*What you should do*.
Out of the lines below, please list those that hold the string "Леонид".

╭─ Task material

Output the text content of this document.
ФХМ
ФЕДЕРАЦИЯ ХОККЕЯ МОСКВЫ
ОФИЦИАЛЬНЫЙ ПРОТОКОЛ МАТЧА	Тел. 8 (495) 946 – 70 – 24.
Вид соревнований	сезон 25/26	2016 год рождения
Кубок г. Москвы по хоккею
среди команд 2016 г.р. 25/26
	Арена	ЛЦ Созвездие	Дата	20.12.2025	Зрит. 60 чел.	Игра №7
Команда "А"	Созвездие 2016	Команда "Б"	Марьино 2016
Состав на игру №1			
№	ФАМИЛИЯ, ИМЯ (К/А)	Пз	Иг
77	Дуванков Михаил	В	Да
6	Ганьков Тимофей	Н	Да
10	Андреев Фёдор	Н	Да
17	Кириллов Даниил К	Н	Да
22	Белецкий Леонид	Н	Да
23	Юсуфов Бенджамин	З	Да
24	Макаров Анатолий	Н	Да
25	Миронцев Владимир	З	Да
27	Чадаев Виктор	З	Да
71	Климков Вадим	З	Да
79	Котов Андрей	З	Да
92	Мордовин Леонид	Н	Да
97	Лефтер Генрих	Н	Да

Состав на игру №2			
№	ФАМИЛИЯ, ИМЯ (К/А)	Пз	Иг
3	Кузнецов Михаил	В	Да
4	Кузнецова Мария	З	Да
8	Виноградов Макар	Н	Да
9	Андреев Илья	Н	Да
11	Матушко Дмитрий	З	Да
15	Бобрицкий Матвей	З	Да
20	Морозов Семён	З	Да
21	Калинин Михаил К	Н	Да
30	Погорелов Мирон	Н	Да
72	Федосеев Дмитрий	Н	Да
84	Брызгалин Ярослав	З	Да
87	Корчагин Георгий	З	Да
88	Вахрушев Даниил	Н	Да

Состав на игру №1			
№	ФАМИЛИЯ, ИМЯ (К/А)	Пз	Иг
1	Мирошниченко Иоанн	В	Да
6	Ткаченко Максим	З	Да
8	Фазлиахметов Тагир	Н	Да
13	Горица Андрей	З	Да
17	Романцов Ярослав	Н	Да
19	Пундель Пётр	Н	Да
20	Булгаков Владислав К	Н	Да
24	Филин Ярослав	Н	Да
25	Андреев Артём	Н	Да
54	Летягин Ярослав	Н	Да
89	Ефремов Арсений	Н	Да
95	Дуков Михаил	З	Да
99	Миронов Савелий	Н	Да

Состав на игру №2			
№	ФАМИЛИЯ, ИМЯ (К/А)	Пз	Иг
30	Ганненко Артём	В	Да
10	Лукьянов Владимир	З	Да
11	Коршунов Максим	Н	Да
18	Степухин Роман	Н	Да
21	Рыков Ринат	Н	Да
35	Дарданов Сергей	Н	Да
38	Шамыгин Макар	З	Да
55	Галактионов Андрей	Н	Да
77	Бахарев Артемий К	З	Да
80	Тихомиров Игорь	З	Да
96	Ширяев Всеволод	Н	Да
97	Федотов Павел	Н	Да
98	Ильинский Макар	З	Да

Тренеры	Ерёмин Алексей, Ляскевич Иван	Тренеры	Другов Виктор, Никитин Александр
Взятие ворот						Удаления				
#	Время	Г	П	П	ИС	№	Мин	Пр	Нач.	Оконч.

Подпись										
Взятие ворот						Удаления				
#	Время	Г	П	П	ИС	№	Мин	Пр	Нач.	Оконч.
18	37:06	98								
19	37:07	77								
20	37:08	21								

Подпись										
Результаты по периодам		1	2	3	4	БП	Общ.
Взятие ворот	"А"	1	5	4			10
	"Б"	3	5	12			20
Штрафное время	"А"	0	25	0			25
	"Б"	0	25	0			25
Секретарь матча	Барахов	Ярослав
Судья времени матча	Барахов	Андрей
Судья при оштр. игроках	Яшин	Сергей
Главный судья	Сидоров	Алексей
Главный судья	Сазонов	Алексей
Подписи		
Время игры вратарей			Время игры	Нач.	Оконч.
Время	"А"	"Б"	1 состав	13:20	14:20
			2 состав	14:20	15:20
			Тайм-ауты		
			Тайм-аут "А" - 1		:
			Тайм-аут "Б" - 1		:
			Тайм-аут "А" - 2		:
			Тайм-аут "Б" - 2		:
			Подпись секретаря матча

╰─

*Answer to this task*.
22	Белецкий Леонид	Н	Да
92	Мордовин Леонид	Н	Да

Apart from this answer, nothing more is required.